#### [Problem statement]
Using the listing below, report all lines holding the word "author".

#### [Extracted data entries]
________________________
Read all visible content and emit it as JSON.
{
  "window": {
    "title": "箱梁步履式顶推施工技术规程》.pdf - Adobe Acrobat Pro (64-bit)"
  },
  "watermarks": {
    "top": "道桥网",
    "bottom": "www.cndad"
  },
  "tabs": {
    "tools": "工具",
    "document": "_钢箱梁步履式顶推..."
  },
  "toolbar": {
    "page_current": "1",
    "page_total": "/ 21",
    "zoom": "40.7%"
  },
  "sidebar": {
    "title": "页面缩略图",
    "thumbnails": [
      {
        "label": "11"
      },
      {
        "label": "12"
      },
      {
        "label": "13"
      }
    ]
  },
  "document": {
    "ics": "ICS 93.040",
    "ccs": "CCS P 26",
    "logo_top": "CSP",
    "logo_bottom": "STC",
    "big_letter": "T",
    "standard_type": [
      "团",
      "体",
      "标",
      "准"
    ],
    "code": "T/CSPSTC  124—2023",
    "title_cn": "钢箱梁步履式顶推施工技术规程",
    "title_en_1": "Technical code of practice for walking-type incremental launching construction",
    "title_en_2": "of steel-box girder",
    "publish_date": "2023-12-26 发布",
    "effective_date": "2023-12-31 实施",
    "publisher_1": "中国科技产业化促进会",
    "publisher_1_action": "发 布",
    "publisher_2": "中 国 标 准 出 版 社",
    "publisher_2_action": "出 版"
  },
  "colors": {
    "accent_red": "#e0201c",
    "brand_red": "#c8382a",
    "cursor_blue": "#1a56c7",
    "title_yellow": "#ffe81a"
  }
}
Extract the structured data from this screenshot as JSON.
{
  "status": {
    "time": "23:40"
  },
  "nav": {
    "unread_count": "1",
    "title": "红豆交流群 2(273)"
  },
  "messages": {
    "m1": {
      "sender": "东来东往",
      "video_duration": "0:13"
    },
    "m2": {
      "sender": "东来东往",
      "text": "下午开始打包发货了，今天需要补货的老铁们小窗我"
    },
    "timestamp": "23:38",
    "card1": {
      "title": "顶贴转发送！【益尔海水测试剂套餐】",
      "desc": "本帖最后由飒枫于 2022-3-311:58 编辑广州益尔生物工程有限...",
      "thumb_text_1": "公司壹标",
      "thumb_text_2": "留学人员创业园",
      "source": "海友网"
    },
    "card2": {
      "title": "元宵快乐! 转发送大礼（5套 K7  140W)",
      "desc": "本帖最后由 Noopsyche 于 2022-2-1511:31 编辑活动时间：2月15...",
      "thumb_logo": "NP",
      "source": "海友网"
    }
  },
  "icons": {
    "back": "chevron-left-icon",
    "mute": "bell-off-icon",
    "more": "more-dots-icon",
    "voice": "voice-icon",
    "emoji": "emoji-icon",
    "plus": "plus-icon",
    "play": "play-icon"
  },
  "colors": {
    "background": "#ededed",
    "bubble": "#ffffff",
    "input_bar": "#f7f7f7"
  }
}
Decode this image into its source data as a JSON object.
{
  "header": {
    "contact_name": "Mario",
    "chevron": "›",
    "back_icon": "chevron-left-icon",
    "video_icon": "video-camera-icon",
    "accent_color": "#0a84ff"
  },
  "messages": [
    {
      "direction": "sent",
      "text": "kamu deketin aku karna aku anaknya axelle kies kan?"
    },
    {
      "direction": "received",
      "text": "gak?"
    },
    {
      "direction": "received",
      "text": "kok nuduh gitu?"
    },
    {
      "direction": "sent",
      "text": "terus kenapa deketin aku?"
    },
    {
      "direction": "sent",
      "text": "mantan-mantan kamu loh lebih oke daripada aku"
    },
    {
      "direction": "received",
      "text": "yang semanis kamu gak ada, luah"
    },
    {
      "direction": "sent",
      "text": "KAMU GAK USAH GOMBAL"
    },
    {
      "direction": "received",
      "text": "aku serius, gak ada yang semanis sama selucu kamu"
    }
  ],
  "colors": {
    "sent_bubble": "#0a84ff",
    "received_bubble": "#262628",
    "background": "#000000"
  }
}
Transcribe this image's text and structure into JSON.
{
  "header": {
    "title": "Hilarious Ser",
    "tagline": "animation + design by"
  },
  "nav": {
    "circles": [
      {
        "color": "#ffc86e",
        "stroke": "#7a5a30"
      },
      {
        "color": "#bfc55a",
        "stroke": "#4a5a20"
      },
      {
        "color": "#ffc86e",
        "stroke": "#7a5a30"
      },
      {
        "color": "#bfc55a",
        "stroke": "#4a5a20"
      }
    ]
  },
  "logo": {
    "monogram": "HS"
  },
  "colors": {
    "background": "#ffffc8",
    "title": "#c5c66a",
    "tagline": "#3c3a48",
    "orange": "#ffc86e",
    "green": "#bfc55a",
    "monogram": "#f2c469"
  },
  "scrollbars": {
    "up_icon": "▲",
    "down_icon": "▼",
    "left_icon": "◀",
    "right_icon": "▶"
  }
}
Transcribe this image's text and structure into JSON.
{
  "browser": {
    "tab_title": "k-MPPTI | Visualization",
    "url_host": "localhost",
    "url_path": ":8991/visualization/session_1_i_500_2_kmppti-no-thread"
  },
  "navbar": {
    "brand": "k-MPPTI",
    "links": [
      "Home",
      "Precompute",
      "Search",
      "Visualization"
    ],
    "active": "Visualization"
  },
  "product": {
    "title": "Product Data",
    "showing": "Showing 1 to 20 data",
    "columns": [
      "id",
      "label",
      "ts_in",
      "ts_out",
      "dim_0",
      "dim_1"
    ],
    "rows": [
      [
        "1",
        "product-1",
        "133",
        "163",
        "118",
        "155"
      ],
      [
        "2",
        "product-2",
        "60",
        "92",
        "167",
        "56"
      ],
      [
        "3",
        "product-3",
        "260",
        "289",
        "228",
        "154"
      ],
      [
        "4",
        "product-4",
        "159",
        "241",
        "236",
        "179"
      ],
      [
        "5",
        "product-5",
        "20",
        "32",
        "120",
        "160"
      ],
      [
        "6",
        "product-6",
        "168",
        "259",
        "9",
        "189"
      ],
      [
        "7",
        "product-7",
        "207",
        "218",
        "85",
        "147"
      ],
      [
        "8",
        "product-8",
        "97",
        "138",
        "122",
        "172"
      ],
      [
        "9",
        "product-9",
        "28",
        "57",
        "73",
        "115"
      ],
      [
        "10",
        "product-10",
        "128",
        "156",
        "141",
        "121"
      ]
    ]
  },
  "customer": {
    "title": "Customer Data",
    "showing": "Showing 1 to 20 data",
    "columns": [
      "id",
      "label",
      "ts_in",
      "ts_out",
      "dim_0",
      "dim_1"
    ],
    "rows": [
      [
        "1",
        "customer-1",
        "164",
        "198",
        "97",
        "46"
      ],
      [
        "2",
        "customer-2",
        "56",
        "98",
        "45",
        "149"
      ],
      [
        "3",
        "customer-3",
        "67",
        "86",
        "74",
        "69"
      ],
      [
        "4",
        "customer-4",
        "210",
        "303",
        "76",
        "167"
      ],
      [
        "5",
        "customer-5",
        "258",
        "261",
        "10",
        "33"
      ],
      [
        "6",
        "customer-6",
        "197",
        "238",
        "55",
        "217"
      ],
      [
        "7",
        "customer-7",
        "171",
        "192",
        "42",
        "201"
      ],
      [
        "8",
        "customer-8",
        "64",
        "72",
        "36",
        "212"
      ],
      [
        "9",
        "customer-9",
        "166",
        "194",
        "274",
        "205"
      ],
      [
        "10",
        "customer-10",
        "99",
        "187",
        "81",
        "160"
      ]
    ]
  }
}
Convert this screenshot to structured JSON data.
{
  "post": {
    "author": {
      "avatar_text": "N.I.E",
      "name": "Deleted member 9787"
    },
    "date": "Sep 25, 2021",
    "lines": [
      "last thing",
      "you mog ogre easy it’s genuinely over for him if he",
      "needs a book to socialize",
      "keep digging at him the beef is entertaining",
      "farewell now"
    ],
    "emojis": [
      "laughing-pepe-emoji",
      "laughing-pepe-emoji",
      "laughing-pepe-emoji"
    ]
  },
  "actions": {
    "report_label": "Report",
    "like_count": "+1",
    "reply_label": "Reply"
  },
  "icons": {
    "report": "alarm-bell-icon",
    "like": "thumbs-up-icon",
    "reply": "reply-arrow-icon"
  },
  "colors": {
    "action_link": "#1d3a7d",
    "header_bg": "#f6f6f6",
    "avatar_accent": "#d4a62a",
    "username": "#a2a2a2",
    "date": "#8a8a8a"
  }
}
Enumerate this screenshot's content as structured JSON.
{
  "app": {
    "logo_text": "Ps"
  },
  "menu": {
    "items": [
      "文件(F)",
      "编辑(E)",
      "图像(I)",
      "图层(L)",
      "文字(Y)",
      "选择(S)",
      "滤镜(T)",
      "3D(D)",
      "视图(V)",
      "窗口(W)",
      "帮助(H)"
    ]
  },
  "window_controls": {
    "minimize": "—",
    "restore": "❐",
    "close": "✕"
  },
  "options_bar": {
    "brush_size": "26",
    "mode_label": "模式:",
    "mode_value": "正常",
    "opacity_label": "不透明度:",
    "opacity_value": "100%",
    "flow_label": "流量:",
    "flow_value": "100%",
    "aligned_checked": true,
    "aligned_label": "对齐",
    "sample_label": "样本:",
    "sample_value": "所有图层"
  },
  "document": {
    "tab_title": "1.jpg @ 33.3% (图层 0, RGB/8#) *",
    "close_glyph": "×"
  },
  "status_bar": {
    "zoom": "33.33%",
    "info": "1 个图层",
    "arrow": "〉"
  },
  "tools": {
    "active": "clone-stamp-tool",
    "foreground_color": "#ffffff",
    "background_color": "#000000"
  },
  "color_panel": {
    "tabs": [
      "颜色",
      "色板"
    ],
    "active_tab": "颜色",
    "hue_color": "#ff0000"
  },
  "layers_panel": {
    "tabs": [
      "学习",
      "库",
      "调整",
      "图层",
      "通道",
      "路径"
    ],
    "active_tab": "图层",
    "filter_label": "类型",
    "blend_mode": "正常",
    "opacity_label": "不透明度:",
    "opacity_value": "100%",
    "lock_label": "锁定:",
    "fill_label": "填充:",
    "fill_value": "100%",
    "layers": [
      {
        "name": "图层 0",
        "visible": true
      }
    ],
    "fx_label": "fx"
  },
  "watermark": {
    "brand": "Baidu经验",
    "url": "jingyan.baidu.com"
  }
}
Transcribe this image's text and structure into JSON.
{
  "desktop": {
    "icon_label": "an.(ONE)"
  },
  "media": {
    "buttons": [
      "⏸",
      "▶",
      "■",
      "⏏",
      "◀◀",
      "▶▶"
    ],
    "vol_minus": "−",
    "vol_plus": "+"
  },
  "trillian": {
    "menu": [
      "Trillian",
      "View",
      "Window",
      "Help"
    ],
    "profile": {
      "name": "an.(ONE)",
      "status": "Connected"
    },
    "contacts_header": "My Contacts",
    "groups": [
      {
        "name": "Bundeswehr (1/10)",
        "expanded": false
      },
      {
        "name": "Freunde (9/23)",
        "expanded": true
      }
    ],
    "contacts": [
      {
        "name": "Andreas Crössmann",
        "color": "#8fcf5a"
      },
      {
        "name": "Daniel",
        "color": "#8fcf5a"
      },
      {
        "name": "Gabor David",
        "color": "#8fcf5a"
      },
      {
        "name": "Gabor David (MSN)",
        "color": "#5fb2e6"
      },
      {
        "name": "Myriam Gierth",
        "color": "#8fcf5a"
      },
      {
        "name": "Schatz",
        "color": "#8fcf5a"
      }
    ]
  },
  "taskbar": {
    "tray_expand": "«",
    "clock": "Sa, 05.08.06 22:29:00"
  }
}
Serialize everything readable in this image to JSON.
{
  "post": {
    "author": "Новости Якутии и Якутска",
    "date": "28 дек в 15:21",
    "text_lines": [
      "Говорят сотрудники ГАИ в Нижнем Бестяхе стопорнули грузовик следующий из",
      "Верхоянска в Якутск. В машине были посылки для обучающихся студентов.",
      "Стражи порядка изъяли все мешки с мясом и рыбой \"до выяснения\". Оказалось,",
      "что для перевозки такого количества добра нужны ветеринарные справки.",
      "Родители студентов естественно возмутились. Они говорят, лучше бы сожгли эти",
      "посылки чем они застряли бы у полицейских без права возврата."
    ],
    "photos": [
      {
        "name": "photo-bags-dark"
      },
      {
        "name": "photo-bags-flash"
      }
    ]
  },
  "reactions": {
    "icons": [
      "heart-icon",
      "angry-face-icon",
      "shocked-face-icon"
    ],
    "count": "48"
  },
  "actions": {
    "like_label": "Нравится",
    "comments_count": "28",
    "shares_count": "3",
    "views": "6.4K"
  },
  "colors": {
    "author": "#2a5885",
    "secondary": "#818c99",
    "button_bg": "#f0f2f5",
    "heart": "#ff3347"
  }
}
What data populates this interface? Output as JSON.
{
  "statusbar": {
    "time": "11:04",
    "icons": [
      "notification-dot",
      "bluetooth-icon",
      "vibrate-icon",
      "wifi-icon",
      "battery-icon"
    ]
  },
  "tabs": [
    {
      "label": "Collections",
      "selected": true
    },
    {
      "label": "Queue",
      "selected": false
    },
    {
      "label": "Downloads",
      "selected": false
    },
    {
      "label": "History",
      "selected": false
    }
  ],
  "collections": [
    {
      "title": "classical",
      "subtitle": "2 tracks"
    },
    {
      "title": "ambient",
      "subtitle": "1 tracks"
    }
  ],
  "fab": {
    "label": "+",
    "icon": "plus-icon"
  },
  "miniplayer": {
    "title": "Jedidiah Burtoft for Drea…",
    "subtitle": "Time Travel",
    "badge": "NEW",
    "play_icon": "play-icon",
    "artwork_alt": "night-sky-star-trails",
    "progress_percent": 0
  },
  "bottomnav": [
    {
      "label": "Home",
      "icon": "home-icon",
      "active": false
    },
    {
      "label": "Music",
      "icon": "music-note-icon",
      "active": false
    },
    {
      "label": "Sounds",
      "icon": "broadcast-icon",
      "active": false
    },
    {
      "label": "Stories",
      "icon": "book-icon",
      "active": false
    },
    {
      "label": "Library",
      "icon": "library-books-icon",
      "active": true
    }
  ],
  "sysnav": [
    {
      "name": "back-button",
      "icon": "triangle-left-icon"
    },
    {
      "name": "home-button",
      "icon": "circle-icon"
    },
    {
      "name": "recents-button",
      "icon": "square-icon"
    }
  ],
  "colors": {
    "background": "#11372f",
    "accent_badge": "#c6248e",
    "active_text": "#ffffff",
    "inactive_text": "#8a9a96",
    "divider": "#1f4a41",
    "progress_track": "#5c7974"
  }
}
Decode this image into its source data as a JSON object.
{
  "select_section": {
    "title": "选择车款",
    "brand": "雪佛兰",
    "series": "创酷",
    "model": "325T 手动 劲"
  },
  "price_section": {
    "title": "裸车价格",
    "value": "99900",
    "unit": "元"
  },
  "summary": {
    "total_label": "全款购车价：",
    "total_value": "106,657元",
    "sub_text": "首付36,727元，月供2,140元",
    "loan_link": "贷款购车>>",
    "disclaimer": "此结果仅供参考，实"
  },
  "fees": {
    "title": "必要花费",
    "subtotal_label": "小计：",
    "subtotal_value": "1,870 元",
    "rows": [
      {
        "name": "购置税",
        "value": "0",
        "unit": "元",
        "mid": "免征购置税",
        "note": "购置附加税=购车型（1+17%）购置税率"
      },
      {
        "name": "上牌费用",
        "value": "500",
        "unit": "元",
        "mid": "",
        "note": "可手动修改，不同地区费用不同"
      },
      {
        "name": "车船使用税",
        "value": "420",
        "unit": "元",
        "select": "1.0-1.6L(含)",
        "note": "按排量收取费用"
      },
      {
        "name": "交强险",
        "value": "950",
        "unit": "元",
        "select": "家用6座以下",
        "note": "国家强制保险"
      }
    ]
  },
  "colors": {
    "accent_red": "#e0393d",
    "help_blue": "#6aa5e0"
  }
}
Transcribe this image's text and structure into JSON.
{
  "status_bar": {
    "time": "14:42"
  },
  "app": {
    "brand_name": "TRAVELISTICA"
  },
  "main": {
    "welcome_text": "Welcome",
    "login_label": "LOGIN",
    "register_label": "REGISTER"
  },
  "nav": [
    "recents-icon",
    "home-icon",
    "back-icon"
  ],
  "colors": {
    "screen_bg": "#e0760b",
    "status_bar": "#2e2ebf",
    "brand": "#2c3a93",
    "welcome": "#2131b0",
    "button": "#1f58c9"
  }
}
________________________
#### [Complete response]
    "author": {
    "author": "Новости Якутии и Якутска",
    "author": "#2a5885",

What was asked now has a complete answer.